Dataset rows ::
━━━━━━━━━━━━━━━━━━━━

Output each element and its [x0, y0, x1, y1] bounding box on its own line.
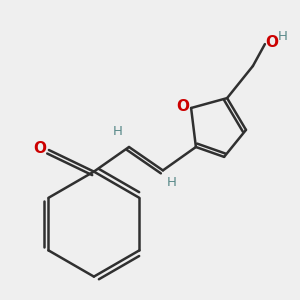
Text: H: H [113, 125, 123, 139]
Text: O: O [33, 141, 46, 156]
Text: H: H [167, 176, 177, 190]
Text: O: O [265, 35, 278, 50]
Text: O: O [176, 99, 189, 114]
Text: H: H [278, 30, 288, 43]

━━━━━━━━━━━━━━━━━━━━

Please copy out every line of the records above, including the requests, and add 85 to each bounding box coordinate in the answers. Omit the pictures.

Output each element and its [x0, y0, x1, y1] bounding box on its own line.
Text: H: H [198, 210, 208, 224]
Text: O: O [118, 226, 131, 241]
Text: H: H [252, 261, 262, 275]
Text: O: O [350, 120, 363, 135]
Text: O: O [261, 184, 274, 199]
Text: H: H [363, 115, 373, 128]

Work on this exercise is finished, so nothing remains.